Filter the entries below, keeping every line that has the word "this".
-*-
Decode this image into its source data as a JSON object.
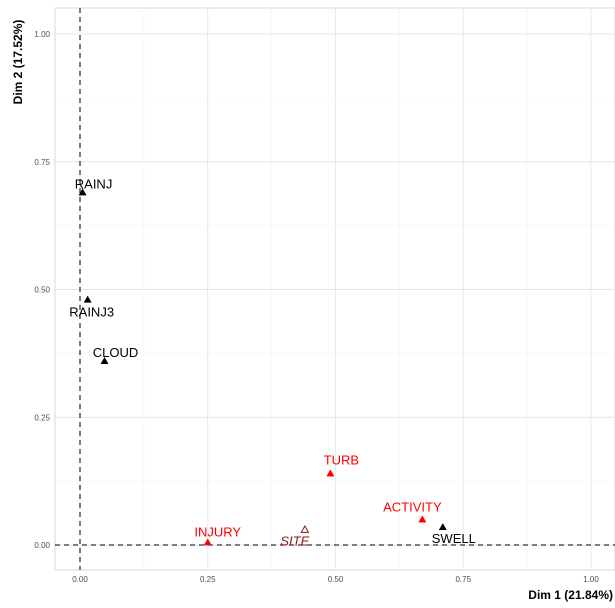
{
  "chart_data": {
    "type": "scatter",
    "xlabel": "Dim 1 (21.84%)",
    "ylabel": "Dim 2 (17.52%)",
    "xlim": [
      -0.05,
      1.05
    ],
    "ylim": [
      -0.05,
      1.05
    ],
    "x_ticks": [
      {
        "value": 0.0,
        "label": "0.00"
      },
      {
        "value": 0.25,
        "label": "0.25"
      },
      {
        "value": 0.5,
        "label": "0.50"
      },
      {
        "value": 0.75,
        "label": "0.75"
      },
      {
        "value": 1.0,
        "label": "1.00"
      }
    ],
    "y_ticks": [
      {
        "value": 0.0,
        "label": "0.00"
      },
      {
        "value": 0.25,
        "label": "0.25"
      },
      {
        "value": 0.5,
        "label": "0.50"
      },
      {
        "value": 0.75,
        "label": "0.75"
      },
      {
        "value": 1.0,
        "label": "1.00"
      }
    ],
    "grid": true,
    "reference_lines": {
      "x": 0,
      "y": 0,
      "style": "dashed"
    },
    "points": [
      {
        "label": "RAINJ",
        "x": 0.005,
        "y": 0.69,
        "color": "#000000",
        "marker": "filled-triangle"
      },
      {
        "label": "RAINJ3",
        "x": 0.015,
        "y": 0.48,
        "color": "#000000",
        "marker": "filled-triangle"
      },
      {
        "label": "CLOUD",
        "x": 0.048,
        "y": 0.36,
        "color": "#000000",
        "marker": "filled-triangle"
      },
      {
        "label": "TURB",
        "x": 0.49,
        "y": 0.14,
        "color": "#ff0000",
        "marker": "filled-triangle"
      },
      {
        "label": "ACTIVITY",
        "x": 0.67,
        "y": 0.05,
        "color": "#ff0000",
        "marker": "filled-triangle"
      },
      {
        "label": "SWELL",
        "x": 0.71,
        "y": 0.035,
        "color": "#000000",
        "marker": "filled-triangle"
      },
      {
        "label": "INJURY",
        "x": 0.25,
        "y": 0.005,
        "color": "#ff0000",
        "marker": "filled-triangle"
      },
      {
        "label": "SITE",
        "x": 0.44,
        "y": 0.03,
        "color": "#8b1a1a",
        "marker": "open-triangle",
        "italic": true
      }
    ]
  }
}
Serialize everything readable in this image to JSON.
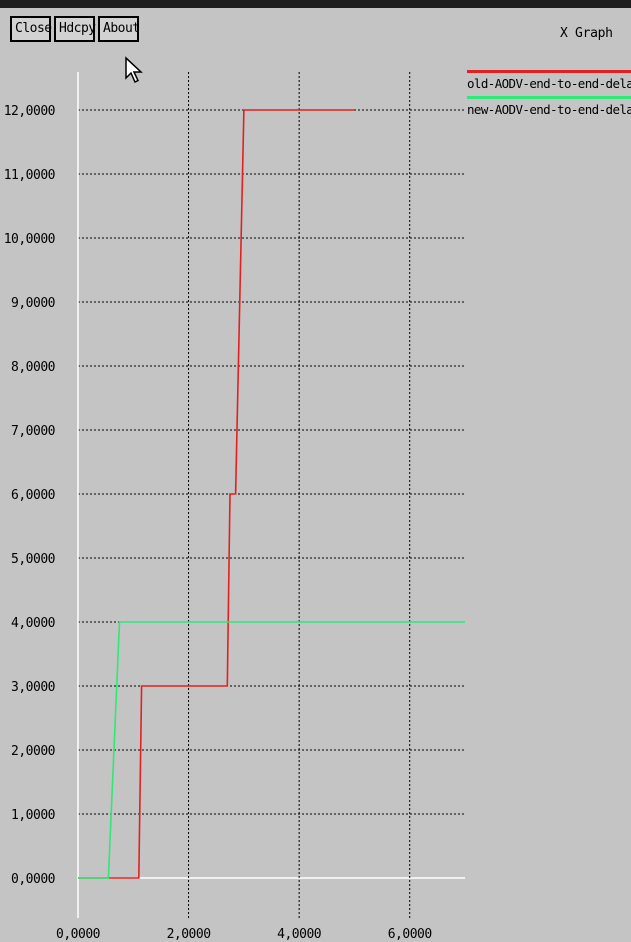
{
  "toolbar": {
    "close_label": "Close",
    "hdcpy_label": "Hdcpy",
    "about_label": "About"
  },
  "window_title": "X Graph",
  "chart_data": {
    "type": "line",
    "step": true,
    "xlim": [
      0,
      7
    ],
    "ylim": [
      0,
      12
    ],
    "grid": true,
    "legend_position": "top-right",
    "x_ticks": [
      "0.0000",
      "2.0000",
      "4.0000",
      "6.0000"
    ],
    "y_ticks": [
      "0.0000",
      "1.0000",
      "2.0000",
      "3.0000",
      "4.0000",
      "5.0000",
      "6.0000",
      "7.0000",
      "8.0000",
      "9.0000",
      "10.0000",
      "11.0000",
      "12.0000"
    ],
    "series": [
      {
        "name": "old-AODV-end-to-end-delay.",
        "color": "#e32020",
        "x": [
          0.0,
          1.1,
          1.15,
          2.7,
          2.75,
          2.85,
          3.0,
          5.0
        ],
        "y": [
          0,
          0,
          3,
          3,
          6,
          6,
          12,
          12
        ]
      },
      {
        "name": "new-AODV-end-to-end-delay.",
        "color": "#2ee878",
        "x": [
          0.0,
          0.55,
          0.75,
          7.0
        ],
        "y": [
          0,
          0,
          4,
          4
        ]
      }
    ]
  }
}
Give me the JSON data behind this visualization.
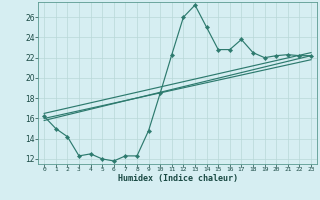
{
  "xlabel": "Humidex (Indice chaleur)",
  "bg_color": "#d6eef2",
  "line_color": "#2d7a6e",
  "grid_color": "#b8d8d8",
  "xlim": [
    -0.5,
    23.5
  ],
  "ylim": [
    11.5,
    27.5
  ],
  "yticks": [
    12,
    14,
    16,
    18,
    20,
    22,
    24,
    26
  ],
  "xticks": [
    0,
    1,
    2,
    3,
    4,
    5,
    6,
    7,
    8,
    9,
    10,
    11,
    12,
    13,
    14,
    15,
    16,
    17,
    18,
    19,
    20,
    21,
    22,
    23
  ],
  "series1_x": [
    0,
    1,
    2,
    3,
    4,
    5,
    6,
    7,
    8,
    9,
    10,
    11,
    12,
    13,
    14,
    15,
    16,
    17,
    18,
    19,
    20,
    21,
    22,
    23
  ],
  "series1_y": [
    16.2,
    15.0,
    14.2,
    12.3,
    12.5,
    12.0,
    11.8,
    12.3,
    12.3,
    14.8,
    18.5,
    22.3,
    26.0,
    27.2,
    25.0,
    22.8,
    22.8,
    23.8,
    22.5,
    22.0,
    22.2,
    22.3,
    22.2,
    22.2
  ],
  "series2_x": [
    0,
    23
  ],
  "series2_y": [
    15.8,
    22.2
  ],
  "series3_x": [
    0,
    23
  ],
  "series3_y": [
    16.5,
    22.5
  ],
  "series4_x": [
    0,
    23
  ],
  "series4_y": [
    16.0,
    21.8
  ]
}
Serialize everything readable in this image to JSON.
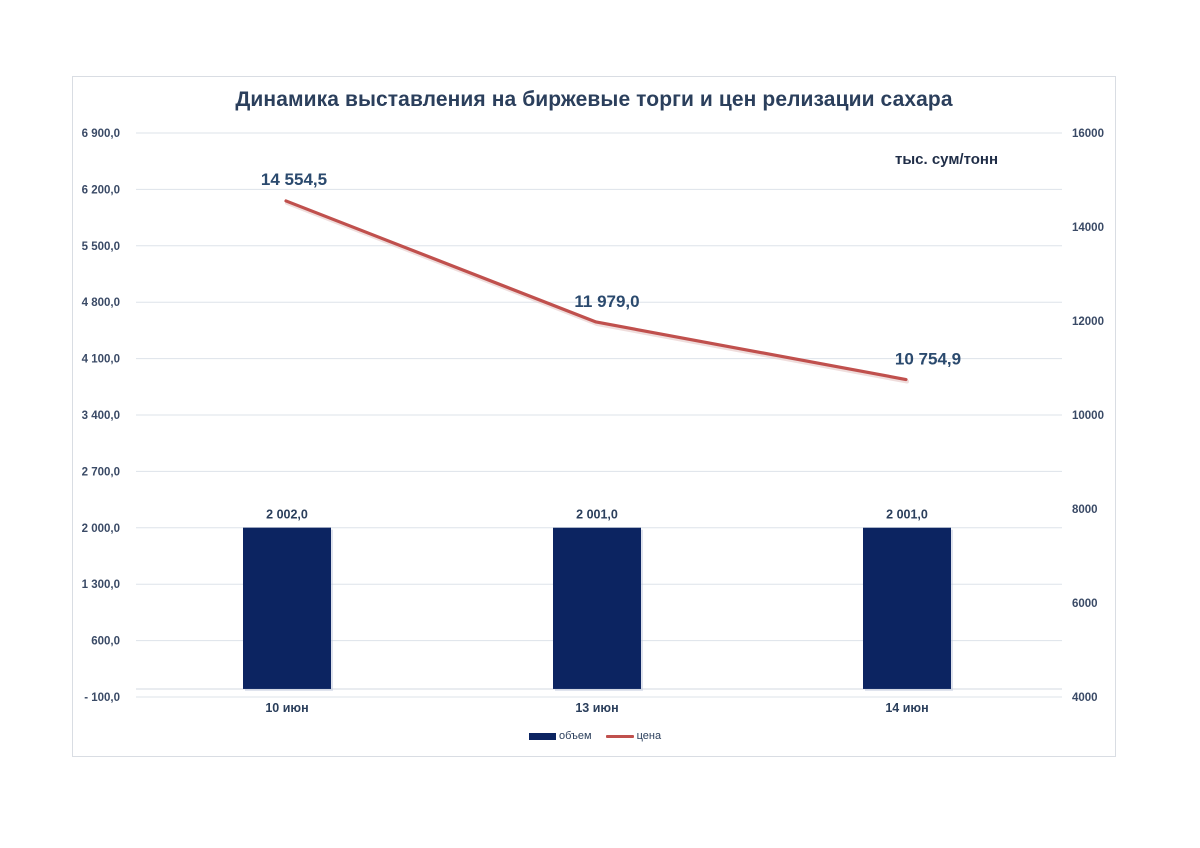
{
  "chart_data": {
    "type": "bar+line",
    "title": "Динамика выставления на биржевые торги и цен релизации сахара",
    "categories": [
      "10 июн",
      "13 июн",
      "14 июн"
    ],
    "series": [
      {
        "name": "объем",
        "type": "bar",
        "axis": "left",
        "color": "#0c2461",
        "values": [
          2002.0,
          2001.0,
          2001.0
        ],
        "labels": [
          "2 002,0",
          "2 001,0",
          "2 001,0"
        ]
      },
      {
        "name": "цена",
        "type": "line",
        "axis": "right",
        "color": "#c0504d",
        "values": [
          14554.5,
          11979.0,
          10754.9
        ],
        "labels": [
          "14 554,5",
          "11 979,0",
          "10 754,9"
        ]
      }
    ],
    "left_axis": {
      "ylim": [
        -100,
        6900
      ],
      "ticks": [
        "6 900,0",
        "6 200,0",
        "5 500,0",
        "4 800,0",
        "4 100,0",
        "3 400,0",
        "2 700,0",
        "2 000,0",
        "1 300,0",
        "600,0",
        "- 100,0"
      ]
    },
    "right_axis": {
      "ylim": [
        4000,
        16000
      ],
      "ticks": [
        "16000",
        "14000",
        "12000",
        "10000",
        "8000",
        "6000",
        "4000"
      ],
      "unit_label": "тыс. сум/тонн"
    },
    "xlabel": "",
    "grid": true,
    "legend_position": "bottom",
    "legend": [
      "объем",
      "цена"
    ]
  },
  "colors": {
    "bar": "#0c2461",
    "line": "#c0504d",
    "text": "#2b3f5c",
    "grid": "#dde3ea"
  }
}
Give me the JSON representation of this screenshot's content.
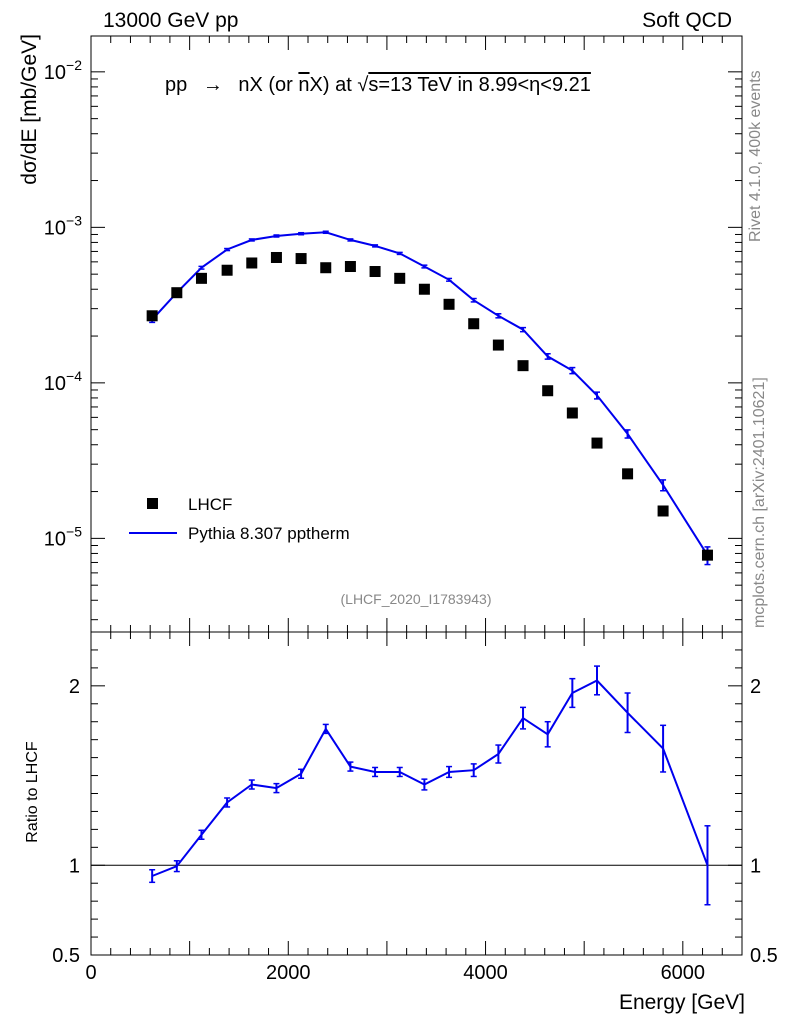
{
  "header": {
    "left": "13000 GeV pp",
    "right": "Soft QCD"
  },
  "side_labels": {
    "rivet": "Rivet 4.1.0,  400k events",
    "mcplots": "mcplots.cern.ch [arXiv:2401.10621]"
  },
  "chart_data": [
    {
      "type": "scatter+line",
      "title": "pp → nX (or n̄X) at √s=13 TeV in 8.99<η<9.21",
      "title_parts": {
        "pre": "pp",
        "arrow": "→",
        "mid": "nX (or ",
        "nbar": "n",
        "post": "X) at ",
        "sqrt": "√",
        "s_eq": "s=13 TeV in 8.99<η<9.21"
      },
      "analysis_id": "(LHCF_2020_I1783943)",
      "ylabel": "dσ/dE [mb/GeV]",
      "yscale": "log",
      "ylim": [
        2.5e-06,
        0.017
      ],
      "xlim": [
        0,
        6600
      ],
      "y_ticks": [
        {
          "value": 1e-05,
          "base": "10",
          "exp": "−5"
        },
        {
          "value": 0.0001,
          "base": "10",
          "exp": "−4"
        },
        {
          "value": 0.001,
          "base": "10",
          "exp": "−3"
        },
        {
          "value": 0.01,
          "base": "10",
          "exp": "−2"
        }
      ],
      "legend": [
        {
          "label": "LHCF",
          "marker": "square",
          "color": "#000000"
        },
        {
          "label": "Pythia 8.307 pptherm",
          "marker": "line",
          "color": "#0000ee"
        }
      ],
      "series": [
        {
          "name": "LHCF",
          "x": [
            620,
            870,
            1120,
            1380,
            1630,
            1880,
            2130,
            2380,
            2630,
            2880,
            3130,
            3380,
            3630,
            3880,
            4130,
            4380,
            4630,
            4880,
            5130,
            5440,
            5800,
            6250
          ],
          "values": [
            0.00027,
            0.00038,
            0.00047,
            0.00053,
            0.00059,
            0.00064,
            0.00063,
            0.00055,
            0.00056,
            0.00052,
            0.00047,
            0.0004,
            0.00032,
            0.00024,
            0.000175,
            0.000129,
            8.9e-05,
            6.4e-05,
            4.1e-05,
            2.6e-05,
            1.5e-05,
            7.8e-06
          ]
        },
        {
          "name": "Pythia 8.307 pptherm",
          "x": [
            620,
            870,
            1120,
            1380,
            1630,
            1880,
            2130,
            2380,
            2630,
            2880,
            3130,
            3380,
            3630,
            3880,
            4130,
            4380,
            4630,
            4880,
            5130,
            5440,
            5800,
            6250
          ],
          "values": [
            0.000255,
            0.00038,
            0.00055,
            0.00072,
            0.00083,
            0.00088,
            0.00091,
            0.00093,
            0.00083,
            0.00076,
            0.00068,
            0.00056,
            0.00046,
            0.00034,
            0.00027,
            0.00022,
            0.000148,
            0.00012,
            8.3e-05,
            4.7e-05,
            2.2e-05,
            7.8e-06
          ],
          "rel_errors": [
            0.04,
            0.03,
            0.02,
            0.015,
            0.015,
            0.015,
            0.015,
            0.015,
            0.015,
            0.015,
            0.015,
            0.02,
            0.02,
            0.025,
            0.03,
            0.03,
            0.04,
            0.045,
            0.05,
            0.06,
            0.08,
            0.13
          ]
        }
      ]
    },
    {
      "type": "line",
      "ylabel": "Ratio to LHCF",
      "xlabel": "Energy [GeV]",
      "ylim": [
        0.5,
        2.3
      ],
      "xlim": [
        0,
        6600
      ],
      "reference_line": 1,
      "y_ticks": [
        0.5,
        1,
        2
      ],
      "y_tick_labels": [
        "0.5",
        "1",
        "2"
      ],
      "x_ticks": [
        0,
        2000,
        4000,
        6000
      ],
      "x_tick_labels": [
        "0",
        "2000",
        "4000",
        "6000"
      ],
      "series": [
        {
          "name": "Pythia 8.307 pptherm / LHCF",
          "x": [
            620,
            870,
            1120,
            1380,
            1630,
            1880,
            2130,
            2380,
            2630,
            2880,
            3130,
            3380,
            3630,
            3880,
            4130,
            4380,
            4630,
            4880,
            5130,
            5440,
            5800,
            6250
          ],
          "values": [
            0.94,
            0.995,
            1.17,
            1.35,
            1.45,
            1.43,
            1.51,
            1.76,
            1.55,
            1.52,
            1.52,
            1.45,
            1.52,
            1.53,
            1.62,
            1.82,
            1.73,
            1.96,
            2.03,
            1.85,
            1.65,
            1.0
          ],
          "errors": [
            0.035,
            0.03,
            0.025,
            0.025,
            0.025,
            0.025,
            0.025,
            0.025,
            0.025,
            0.025,
            0.025,
            0.03,
            0.03,
            0.035,
            0.05,
            0.06,
            0.07,
            0.08,
            0.08,
            0.11,
            0.13,
            0.22
          ]
        }
      ]
    }
  ]
}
-*-
▶ [The solution]:
Decode this image into its source data as a JSON object.
Serialize everything readable in this image to JSON.
Give me the JSON data behind this visualization.
Serialize everything readable in this image to JSON.
Give me the JSON representation of this screenshot's content.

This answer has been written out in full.